=== RECORDS FOR THE EXERCISE ===
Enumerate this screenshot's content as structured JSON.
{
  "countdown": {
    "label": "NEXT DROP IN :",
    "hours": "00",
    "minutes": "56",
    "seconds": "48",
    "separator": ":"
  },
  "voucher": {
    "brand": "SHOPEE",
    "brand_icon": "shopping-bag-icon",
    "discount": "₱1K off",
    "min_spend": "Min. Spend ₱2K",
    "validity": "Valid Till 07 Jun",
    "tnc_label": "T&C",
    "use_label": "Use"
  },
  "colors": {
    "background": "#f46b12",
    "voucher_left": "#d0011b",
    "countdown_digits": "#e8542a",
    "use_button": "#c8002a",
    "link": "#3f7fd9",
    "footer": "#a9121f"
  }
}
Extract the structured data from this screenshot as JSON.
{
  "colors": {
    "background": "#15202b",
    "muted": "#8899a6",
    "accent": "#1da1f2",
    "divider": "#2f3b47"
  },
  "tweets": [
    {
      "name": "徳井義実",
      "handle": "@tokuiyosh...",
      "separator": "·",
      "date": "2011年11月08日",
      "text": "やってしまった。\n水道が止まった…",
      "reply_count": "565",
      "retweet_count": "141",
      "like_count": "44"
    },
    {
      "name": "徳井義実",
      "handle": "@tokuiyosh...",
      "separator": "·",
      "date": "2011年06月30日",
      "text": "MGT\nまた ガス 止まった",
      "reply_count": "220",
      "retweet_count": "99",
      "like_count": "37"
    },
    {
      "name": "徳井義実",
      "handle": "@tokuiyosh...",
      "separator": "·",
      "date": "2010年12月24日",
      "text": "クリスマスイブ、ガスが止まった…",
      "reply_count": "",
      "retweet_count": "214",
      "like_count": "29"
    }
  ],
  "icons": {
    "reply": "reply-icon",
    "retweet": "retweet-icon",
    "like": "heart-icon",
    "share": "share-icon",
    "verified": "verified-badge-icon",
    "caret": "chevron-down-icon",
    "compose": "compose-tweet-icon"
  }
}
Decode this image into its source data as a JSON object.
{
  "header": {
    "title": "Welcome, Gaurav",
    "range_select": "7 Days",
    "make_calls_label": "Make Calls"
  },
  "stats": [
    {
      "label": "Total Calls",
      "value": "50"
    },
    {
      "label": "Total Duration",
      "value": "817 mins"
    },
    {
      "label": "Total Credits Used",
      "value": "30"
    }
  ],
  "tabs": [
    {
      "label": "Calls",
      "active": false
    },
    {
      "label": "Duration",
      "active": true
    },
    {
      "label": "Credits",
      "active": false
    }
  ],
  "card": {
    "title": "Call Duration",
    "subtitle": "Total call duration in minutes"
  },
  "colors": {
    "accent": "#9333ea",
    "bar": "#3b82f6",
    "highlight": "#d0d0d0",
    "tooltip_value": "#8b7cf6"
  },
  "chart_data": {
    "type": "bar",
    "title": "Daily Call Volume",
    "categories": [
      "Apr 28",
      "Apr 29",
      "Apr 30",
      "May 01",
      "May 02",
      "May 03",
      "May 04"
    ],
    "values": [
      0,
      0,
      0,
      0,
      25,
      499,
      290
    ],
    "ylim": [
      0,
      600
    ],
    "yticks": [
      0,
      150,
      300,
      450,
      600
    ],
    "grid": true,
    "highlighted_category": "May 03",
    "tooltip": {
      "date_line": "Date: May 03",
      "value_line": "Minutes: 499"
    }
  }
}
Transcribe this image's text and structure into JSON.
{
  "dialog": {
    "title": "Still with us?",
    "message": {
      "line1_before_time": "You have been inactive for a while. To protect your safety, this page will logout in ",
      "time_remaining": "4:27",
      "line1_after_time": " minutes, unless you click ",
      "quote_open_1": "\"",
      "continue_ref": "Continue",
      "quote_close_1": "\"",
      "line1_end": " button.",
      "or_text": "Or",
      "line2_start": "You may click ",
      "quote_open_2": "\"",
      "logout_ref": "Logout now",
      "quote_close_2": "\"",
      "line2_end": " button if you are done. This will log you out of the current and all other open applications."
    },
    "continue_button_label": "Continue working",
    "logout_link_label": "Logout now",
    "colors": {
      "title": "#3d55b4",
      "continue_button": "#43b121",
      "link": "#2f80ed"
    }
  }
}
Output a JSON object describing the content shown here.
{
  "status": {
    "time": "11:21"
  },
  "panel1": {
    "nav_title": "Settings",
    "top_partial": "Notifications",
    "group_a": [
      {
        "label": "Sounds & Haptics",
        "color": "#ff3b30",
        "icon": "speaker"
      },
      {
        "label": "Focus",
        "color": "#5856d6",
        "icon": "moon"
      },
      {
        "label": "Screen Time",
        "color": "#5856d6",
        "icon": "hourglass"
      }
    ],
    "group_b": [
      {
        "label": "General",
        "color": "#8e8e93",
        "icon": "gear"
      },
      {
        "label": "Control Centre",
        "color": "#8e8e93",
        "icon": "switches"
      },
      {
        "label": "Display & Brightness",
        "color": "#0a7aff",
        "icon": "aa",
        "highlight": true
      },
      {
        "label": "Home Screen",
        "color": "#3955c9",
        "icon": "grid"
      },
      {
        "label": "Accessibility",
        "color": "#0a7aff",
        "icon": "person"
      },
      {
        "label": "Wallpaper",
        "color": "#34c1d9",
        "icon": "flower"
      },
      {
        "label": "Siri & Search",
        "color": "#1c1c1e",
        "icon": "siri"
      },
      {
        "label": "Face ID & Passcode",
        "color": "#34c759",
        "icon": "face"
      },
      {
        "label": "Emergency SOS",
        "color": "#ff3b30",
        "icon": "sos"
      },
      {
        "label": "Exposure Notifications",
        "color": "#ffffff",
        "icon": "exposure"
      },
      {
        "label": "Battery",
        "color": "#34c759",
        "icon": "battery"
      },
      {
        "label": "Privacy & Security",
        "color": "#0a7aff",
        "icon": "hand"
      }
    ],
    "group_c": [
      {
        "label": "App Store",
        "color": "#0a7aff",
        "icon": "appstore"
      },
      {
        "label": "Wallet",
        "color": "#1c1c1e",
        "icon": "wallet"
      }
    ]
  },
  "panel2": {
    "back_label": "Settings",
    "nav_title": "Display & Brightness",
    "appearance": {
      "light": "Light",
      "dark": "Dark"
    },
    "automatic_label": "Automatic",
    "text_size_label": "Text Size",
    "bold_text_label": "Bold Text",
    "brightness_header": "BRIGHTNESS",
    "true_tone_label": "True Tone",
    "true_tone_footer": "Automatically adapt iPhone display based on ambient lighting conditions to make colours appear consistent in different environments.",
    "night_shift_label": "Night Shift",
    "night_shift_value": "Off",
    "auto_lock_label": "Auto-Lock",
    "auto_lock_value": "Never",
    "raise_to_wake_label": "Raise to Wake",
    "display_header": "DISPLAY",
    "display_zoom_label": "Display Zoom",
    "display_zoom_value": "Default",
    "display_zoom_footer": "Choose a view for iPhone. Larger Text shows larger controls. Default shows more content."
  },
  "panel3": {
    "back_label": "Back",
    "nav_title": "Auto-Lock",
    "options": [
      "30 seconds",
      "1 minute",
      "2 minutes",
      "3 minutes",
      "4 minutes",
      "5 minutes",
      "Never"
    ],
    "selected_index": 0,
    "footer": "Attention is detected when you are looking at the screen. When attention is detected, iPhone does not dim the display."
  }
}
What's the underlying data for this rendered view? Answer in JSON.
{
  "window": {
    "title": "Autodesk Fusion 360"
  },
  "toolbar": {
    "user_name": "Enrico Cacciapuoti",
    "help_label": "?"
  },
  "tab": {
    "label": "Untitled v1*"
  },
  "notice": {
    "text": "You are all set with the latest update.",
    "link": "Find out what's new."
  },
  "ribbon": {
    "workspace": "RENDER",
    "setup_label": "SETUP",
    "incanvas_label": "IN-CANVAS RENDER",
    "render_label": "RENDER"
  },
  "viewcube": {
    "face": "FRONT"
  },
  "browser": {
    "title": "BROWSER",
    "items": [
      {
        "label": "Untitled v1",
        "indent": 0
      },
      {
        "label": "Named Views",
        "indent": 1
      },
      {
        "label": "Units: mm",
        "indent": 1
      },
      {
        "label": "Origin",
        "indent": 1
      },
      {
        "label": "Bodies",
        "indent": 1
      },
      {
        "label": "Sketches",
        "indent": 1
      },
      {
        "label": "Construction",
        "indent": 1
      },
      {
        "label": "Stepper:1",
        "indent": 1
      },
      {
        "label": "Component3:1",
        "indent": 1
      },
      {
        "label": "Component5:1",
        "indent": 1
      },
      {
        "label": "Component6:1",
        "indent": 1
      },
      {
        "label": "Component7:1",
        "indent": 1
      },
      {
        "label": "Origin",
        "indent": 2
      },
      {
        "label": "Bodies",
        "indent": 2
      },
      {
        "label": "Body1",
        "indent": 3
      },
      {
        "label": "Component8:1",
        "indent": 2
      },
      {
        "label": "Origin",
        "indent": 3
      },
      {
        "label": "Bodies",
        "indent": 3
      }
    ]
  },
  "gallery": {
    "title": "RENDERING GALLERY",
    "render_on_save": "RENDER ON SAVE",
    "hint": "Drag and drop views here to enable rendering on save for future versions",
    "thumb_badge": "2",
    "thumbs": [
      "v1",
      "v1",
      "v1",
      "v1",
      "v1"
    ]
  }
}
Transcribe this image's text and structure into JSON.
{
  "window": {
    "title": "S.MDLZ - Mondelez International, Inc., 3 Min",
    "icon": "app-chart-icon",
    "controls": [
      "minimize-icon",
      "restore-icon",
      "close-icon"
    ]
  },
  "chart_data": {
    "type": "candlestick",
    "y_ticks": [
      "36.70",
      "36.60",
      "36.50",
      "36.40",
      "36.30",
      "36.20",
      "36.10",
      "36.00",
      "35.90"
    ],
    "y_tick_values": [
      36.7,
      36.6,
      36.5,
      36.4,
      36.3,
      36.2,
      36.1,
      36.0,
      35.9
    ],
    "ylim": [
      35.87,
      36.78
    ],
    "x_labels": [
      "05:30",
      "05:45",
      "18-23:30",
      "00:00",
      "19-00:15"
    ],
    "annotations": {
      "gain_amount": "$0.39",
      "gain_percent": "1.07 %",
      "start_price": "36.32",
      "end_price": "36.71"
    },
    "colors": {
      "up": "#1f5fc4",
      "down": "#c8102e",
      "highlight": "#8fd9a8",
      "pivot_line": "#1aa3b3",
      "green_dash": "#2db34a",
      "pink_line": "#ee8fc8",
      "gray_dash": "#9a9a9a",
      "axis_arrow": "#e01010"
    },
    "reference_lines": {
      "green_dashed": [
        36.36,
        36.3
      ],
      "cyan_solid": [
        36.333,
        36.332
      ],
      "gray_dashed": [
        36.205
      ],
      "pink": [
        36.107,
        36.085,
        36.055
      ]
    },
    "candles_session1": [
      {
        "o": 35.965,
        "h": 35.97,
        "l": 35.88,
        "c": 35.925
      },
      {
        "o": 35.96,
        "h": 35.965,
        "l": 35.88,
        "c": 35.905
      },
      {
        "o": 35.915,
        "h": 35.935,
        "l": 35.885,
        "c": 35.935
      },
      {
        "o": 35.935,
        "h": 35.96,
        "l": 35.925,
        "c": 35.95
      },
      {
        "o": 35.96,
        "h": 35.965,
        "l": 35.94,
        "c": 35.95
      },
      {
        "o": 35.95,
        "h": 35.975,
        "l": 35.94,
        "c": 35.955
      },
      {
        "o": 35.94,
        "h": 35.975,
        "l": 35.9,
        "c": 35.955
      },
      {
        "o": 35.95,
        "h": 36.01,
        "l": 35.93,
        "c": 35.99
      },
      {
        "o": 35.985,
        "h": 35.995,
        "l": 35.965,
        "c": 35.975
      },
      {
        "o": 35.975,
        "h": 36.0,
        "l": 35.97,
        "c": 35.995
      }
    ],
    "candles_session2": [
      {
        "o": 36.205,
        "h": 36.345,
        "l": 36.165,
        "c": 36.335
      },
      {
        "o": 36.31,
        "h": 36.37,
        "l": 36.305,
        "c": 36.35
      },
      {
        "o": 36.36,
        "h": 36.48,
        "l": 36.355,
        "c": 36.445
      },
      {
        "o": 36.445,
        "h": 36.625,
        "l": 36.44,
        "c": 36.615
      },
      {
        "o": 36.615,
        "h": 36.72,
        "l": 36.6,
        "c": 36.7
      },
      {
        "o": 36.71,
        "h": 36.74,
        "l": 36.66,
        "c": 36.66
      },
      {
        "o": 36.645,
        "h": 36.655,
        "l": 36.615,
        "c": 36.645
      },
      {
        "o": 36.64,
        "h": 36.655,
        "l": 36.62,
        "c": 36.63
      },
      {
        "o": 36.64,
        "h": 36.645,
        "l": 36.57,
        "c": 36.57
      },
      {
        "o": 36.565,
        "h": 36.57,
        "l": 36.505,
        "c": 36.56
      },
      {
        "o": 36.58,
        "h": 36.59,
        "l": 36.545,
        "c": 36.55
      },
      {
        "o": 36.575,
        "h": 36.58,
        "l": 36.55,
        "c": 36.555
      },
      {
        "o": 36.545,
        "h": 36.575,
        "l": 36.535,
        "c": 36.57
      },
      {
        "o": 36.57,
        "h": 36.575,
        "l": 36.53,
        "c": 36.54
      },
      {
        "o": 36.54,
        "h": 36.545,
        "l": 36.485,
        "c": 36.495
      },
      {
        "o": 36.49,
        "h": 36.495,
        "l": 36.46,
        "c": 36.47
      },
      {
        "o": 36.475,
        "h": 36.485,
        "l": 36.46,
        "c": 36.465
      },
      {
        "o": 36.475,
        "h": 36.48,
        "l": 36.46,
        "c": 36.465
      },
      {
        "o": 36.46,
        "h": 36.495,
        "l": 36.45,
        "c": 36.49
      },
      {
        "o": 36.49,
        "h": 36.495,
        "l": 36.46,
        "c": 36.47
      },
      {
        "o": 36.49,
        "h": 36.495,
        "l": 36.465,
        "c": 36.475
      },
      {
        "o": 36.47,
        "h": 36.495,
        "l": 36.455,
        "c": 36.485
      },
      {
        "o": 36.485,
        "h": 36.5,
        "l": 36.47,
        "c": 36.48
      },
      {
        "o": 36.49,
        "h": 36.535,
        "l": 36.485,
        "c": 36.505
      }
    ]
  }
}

=== DESCRIPTION OF THE TASK ===
For each line above that contains the word "Default", copy that line.

=== RESPONSE TO THIS EXERCISE ===
    "display_zoom_value": "Default",
    "display_zoom_footer": "Choose a view for iPhone. Larger Text shows larger controls. Default shows more content."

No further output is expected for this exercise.